[Data listing]
--*--
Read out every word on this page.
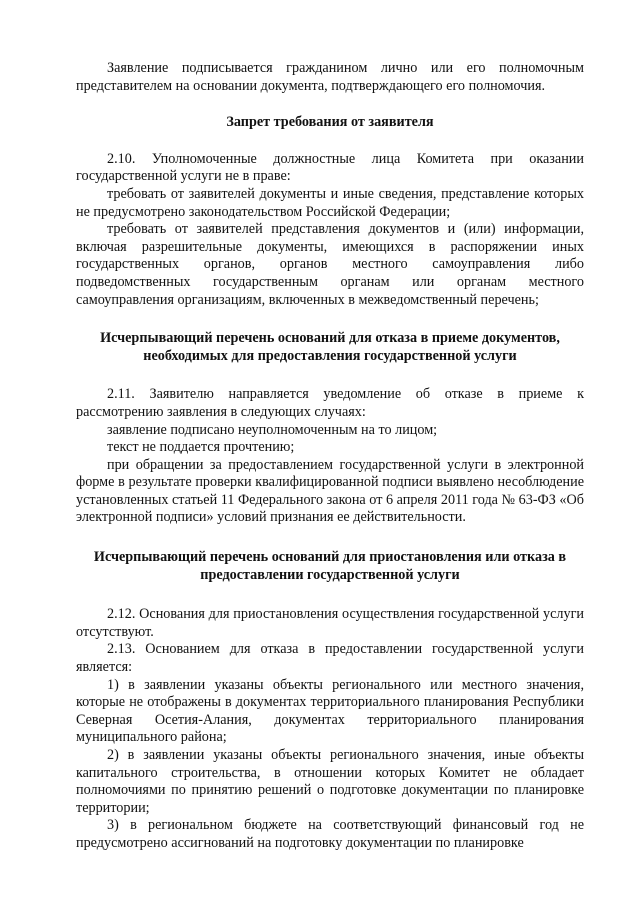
Заявление подписывается гражданином лично или его полномочным представителем на основании документа, подтверждающего его полномочия.

Запрет требования от заявителя

2.10. Уполномоченные должностные лица Комитета при оказании государственной услуги не в праве:

требовать от заявителей документы и иные сведения, представление которых не предусмотрено законодательством Российской Федерации;

требовать от заявителей представления документов и (или) информации, включая разрешительные документы, имеющихся в распоряжении иных государственных органов, органов местного самоуправления либо подведомственных государственным органам или органам местного самоуправления организациям, включенных в межведомственный перечень;

Исчерпывающий перечень оснований для отказа в приеме документов, необходимых для предоставления государственной услуги

2.11. Заявителю направляется уведомление об отказе в приеме к рассмотрению заявления в следующих случаях:

заявление подписано неуполномоченным на то лицом;

текст не поддается прочтению;

при обращении за предоставлением государственной услуги в электронной форме в результате проверки квалифицированной подписи выявлено несоблюдение установленных статьей 11 Федерального закона от 6 апреля 2011 года № 63-ФЗ «Об электронной подписи» условий признания ее действительности.

Исчерпывающий перечень оснований для приостановления или отказа в предоставлении государственной услуги

2.12. Основания для приостановления осуществления государственной услуги отсутствуют.

2.13. Основанием для отказа в предоставлении государственной услуги является:

1) в заявлении указаны объекты регионального или местного значения, которые не отображены в документах территориального планирования Республики Северная Осетия-Алания, документах территориального планирования муниципального района;

2) в заявлении указаны объекты регионального значения, иные объекты капитального строительства, в отношении которых Комитет не обладает полномочиями по принятию решений о подготовке документации по планировке территории;

3) в региональном бюджете на соответствующий финансовый год не предусмотрено ассигнований на подготовку документации по планировке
--*--
Copy each line exactly, and leave the pictures out of your copy.

Read out every word on this page.
Заявление подписывается гражданином лично или его полномочным представителем на основании документа, подтверждающего его полномочия.

Запрет требования от заявителя

2.10. Уполномоченные должностные лица Комитета при оказании государственной услуги не в праве:

требовать от заявителей документы и иные сведения, представление которых не предусмотрено законодательством Российской Федерации;

требовать от заявителей представления документов и (или) информации, включая разрешительные документы, имеющихся в распоряжении иных государственных органов, органов местного самоуправления либо подведомственных государственным органам или органам местного самоуправления организациям, включенных в межведомственный перечень;

Исчерпывающий перечень оснований для отказа в приеме документов, необходимых для предоставления государственной услуги

2.11. Заявителю направляется уведомление об отказе в приеме к рассмотрению заявления в следующих случаях:

заявление подписано неуполномоченным на то лицом;

текст не поддается прочтению;

при обращении за предоставлением государственной услуги в электронной форме в результате проверки квалифицированной подписи выявлено несоблюдение установленных статьей 11 Федерального закона от 6 апреля 2011 года № 63-ФЗ «Об электронной подписи» условий признания ее действительности.

Исчерпывающий перечень оснований для приостановления или отказа в предоставлении государственной услуги

2.12. Основания для приостановления осуществления государственной услуги отсутствуют.

2.13. Основанием для отказа в предоставлении государственной услуги является:

1) в заявлении указаны объекты регионального или местного значения, которые не отображены в документах территориального планирования Республики Северная Осетия-Алания, документах территориального планирования муниципального района;

2) в заявлении указаны объекты регионального значения, иные объекты капитального строительства, в отношении которых Комитет не обладает полномочиями по принятию решений о подготовке документации по планировке территории;

3) в региональном бюджете на соответствующий финансовый год не предусмотрено ассигнований на подготовку документации по планировке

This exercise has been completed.